Work to complete:
Output the data below in full, byte for byte. Nothing may differ.

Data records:
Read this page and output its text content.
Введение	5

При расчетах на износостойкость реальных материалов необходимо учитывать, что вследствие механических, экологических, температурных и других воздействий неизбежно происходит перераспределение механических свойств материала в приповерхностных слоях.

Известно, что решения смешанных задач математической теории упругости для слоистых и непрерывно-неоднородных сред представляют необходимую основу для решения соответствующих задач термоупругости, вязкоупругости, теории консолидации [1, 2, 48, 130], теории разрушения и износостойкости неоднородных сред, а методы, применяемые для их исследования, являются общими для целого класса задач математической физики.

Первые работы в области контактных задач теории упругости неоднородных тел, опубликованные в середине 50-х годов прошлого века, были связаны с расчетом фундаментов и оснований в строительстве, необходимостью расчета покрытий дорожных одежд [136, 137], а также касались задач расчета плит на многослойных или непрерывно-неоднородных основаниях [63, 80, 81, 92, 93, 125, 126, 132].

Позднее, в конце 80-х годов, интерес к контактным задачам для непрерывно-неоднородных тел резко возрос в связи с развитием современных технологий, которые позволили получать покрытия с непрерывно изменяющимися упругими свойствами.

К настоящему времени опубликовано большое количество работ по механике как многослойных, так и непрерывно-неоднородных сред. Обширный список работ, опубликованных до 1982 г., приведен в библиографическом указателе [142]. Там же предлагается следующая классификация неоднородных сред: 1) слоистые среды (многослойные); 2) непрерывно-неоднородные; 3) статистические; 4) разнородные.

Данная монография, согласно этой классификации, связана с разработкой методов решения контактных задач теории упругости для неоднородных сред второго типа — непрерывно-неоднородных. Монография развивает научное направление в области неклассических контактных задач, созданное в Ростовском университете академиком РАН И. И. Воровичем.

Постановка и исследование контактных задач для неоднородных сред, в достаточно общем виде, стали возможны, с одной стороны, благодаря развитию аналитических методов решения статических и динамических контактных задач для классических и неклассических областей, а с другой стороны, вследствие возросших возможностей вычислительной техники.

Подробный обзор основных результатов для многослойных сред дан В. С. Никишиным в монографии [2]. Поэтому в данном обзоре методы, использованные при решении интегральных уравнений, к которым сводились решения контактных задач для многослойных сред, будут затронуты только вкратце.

Right answer:
Read this page and output its text content.
Введение	5

При расчетах на износостойкость реальных материалов необходимо учитывать, что вследствие механических, экологических, температурных и других воздействий неизбежно происходит перераспределение механических свойств материала в приповерхностных слоях.

Известно, что решения смешанных задач математической теории упругости для слоистых и непрерывно-неоднородных сред представляют необходимую основу для решения соответствующих задач термоупругости, вязкоупругости, теории консолидации [1, 2, 48, 130], теории разрушения и износостойкости неоднородных сред, а методы, применяемые для их исследования, являются общими для целого класса задач математической физики.

Первые работы в области контактных задач теории упругости неоднородных тел, опубликованные в середине 50-х годов прошлого века, были связаны с расчетом фундаментов и оснований в строительстве, необходимостью расчета покрытий дорожных одежд [136, 137], а также касались задач расчета плит на многослойных или непрерывно-неоднородных основаниях [63, 80, 81, 92, 93, 125, 126, 132].

Позднее, в конце 80-х годов, интерес к контактным задачам для непрерывно-неоднородных тел резко возрос в связи с развитием современных технологий, которые позволили получать покрытия с непрерывно изменяющимися упругими свойствами.

К настоящему времени опубликовано большое количество работ по механике как многослойных, так и непрерывно-неоднородных сред. Обширный список работ, опубликованных до 1982 г., приведен в библиографическом указателе [142]. Там же предлагается следующая классификация неоднородных сред: 1) слоистые среды (многослойные); 2) непрерывно-неоднородные; 3) статистические; 4) разнородные.

Данная монография, согласно этой классификации, связана с разработкой методов решения контактных задач теории упругости для неоднородных сред второго типа — непрерывно-неоднородных. Монография развивает научное направление в области неклассических контактных задач, созданное в Ростовском университете академиком РАН И. И. Воровичем.

Постановка и исследование контактных задач для неоднородных сред, в достаточно общем виде, стали возможны, с одной стороны, благодаря развитию аналитических методов решения статических и динамических контактных задач для классических и неклассических областей, а с другой стороны, вследствие возросших возможностей вычислительной техники.

Подробный обзор основных результатов для многослойных сред дан В. С. Никишиным в монографии [2]. Поэтому в данном обзоре методы, использованные при решении интегральных уравнений, к которым сводились решения контактных задач для многослойных сред, будут затронуты только вкратце.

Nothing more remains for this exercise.